-- TEXT PASSAGE --
* Start *

Reverse-Flash is a name used by several supervillains appearing in American comic books published by DC Comics. Each iteration of the character serves as a foil and an enemy of the Flash.

Characters

Edward Clariss 

Edward Clariss (also known as the Rival and the Rival Flash) first appeared in Flash Comics #104 (February 1949), and was created by John Broome and Joe Kubert.

Publication history
Edward Clariss first appeared in Jay Garrick's final appearance in Flash Comics #104 (February 1949), and was created by John Broome and Joe Kubert as an evil counterpart of Jay Garrick during the Golden Age of Comic Books. He would be revived by Geoff Johns and David Goyer in a story called "Injustice Be Done" from the Justice Society of America comic books through the Modern Age of Comic Books.

Fictional character biography
Although not called the Reverse-Flash, Dr. Edward Clariss was a professor at the university attended by the Golden Age Flash, and had recreated the formula which was behind Jay Garrick's speed. He hears Joan Williams (Garrick's girlfriend) talking about how the Flash's own speed was given to another student, which helped him develop the formula. Bitter at the scientific community's rejection of his claims, Clariss becomes a criminal. A darker version of the Flash with a mask over his head, he gives the formula to other criminals. The Rival's version of the formula is temporary, and he is captured and jailed (later stories have indicated a possible link between the Clariss formula and the Velocity 9 created by Vandal Savage, but thus far no such link has been conclusively proven).

JSA #16 (November 2000) contains a flashback to a battle between the Rival and the Flash several months after the former's first appearance. Now that he has inexplicably regained super-speed, Clariss reaches light speed during the fight and vanishes into the Speed Force. After the Justice Society of America's reformation 50 years later, Johnny Sorrow retrieves Clariss from the Speed Force and invites him to join the Injustice Society. Driven insane in the Speed Force, the Rival races across the country on a killing spree. The Flash realizes that the Rival's path across the country spells out Clariss's name and the final murder victim will be Joan; Jay absorbs the Rival's speed before he can kill Joan.

* End *

-- OBJECTIVE A --
Copy the listing word for word, from its first line through the line containing "The fluid flow 50 is at (568, 882).", with both of those lines included. Leave the pictures out.

(Data items)
* Start *

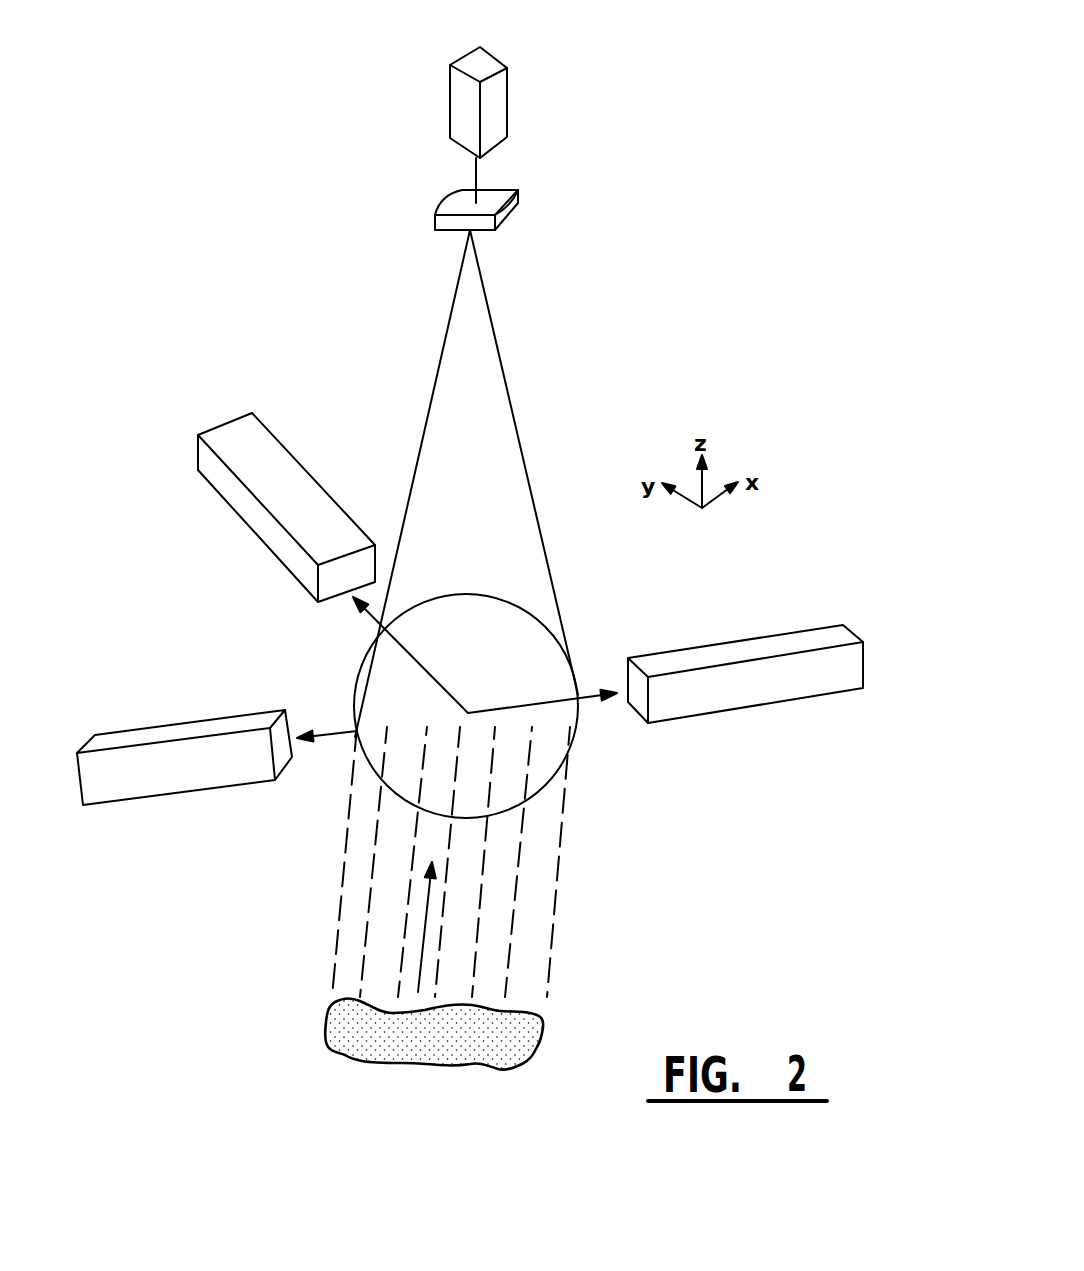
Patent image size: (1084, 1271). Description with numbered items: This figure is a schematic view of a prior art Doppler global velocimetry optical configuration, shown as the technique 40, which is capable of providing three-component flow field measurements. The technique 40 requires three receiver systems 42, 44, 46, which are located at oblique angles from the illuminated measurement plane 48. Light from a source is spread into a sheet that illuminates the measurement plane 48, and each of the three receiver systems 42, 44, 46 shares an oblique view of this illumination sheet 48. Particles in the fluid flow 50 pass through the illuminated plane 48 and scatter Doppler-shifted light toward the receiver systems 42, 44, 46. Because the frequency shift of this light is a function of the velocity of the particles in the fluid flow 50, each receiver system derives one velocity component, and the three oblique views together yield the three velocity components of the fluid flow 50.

The technique 40 is at (628, 296).
The receiver system 42 is at (218, 718).
The receiver system 44 is at (745, 638).
The receiver system 46 is at (292, 458).
The illuminated measurement plane 48 is at (573, 738).
The fluid flow 50 is at (568, 882).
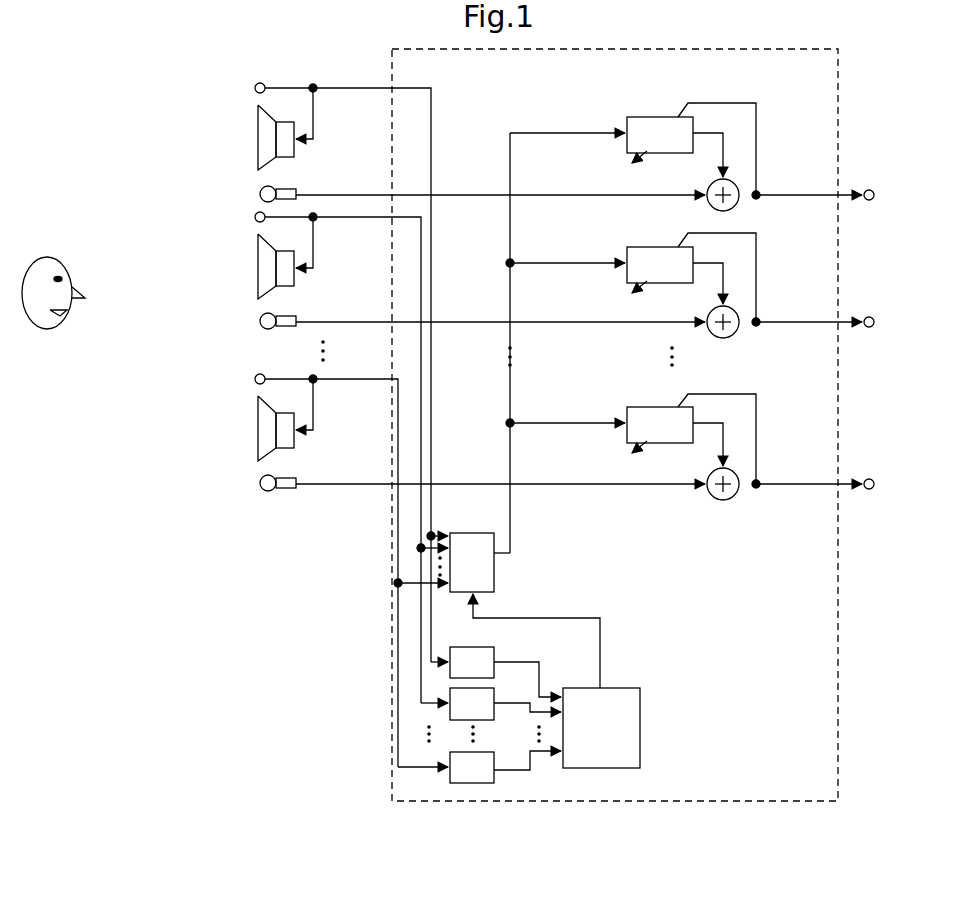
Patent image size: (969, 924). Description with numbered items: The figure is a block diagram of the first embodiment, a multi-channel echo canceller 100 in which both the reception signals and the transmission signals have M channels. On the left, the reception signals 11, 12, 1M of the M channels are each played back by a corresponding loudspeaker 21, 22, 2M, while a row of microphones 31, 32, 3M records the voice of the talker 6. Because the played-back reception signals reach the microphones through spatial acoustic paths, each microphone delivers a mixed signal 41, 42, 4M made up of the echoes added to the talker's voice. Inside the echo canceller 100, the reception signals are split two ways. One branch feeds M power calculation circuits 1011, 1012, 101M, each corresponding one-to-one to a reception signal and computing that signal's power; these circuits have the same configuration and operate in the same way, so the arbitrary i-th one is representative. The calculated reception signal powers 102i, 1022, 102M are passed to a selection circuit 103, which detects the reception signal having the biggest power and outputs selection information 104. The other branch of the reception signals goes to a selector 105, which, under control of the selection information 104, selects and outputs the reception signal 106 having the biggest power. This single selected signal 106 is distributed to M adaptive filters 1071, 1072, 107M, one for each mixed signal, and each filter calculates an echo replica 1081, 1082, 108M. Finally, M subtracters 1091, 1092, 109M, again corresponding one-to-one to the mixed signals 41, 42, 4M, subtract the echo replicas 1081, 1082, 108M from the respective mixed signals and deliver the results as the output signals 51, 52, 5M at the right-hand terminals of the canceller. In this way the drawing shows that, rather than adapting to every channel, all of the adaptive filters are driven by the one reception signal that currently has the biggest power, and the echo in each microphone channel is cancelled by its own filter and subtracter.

* End *

-- OBJECTIVE B --
Please repeat the Reverse-Flash passage exactly, from "Edward Clariss (also" to "Modern Age of Comic Books.".

-- TASK RESULT A --
Patent image size: (1084, 1271). Description with numbered items: This figure is a schematic view of a prior art Doppler global velocimetry optical configuration, shown as the technique 40, which is capable of providing three-component flow field measurements. The technique 40 requires three receiver systems 42, 44, 46, which are located at oblique angles from the illuminated measurement plane 48. Light from a source is spread into a sheet that illuminates the measurement plane 48, and each of the three receiver systems 42, 44, 46 shares an oblique view of this illumination sheet 48. Particles in the fluid flow 50 pass through the illuminated plane 48 and scatter Doppler-shifted light toward the receiver systems 42, 44, 46. Because the frequency shift of this light is a function of the velocity of the particles in the fluid flow 50, each receiver system derives one velocity component, and the three oblique views together yield the three velocity components of the fluid flow 50.

The technique 40 is at (628, 296).
The receiver system 42 is at (218, 718).
The receiver system 44 is at (745, 638).
The receiver system 46 is at (292, 458).
The illuminated measurement plane 48 is at (573, 738).
The fluid flow 50 is at (568, 882).

-- TASK RESULT B --
Edward Clariss (also known as the Rival and the Rival Flash) first appeared in Flash Comics #104 (February 1949), and was created by John Broome and Joe Kubert.

Publication history
Edward Clariss first appeared in Jay Garrick's final appearance in Flash Comics #104 (February 1949), and was created by John Broome and Joe Kubert as an evil counterpart of Jay Garrick during the Golden Age of Comic Books. He would be revived by Geoff Johns and David Goyer in a story called "Injustice Be Done" from the Justice Society of America comic books through the Modern Age of Comic Books.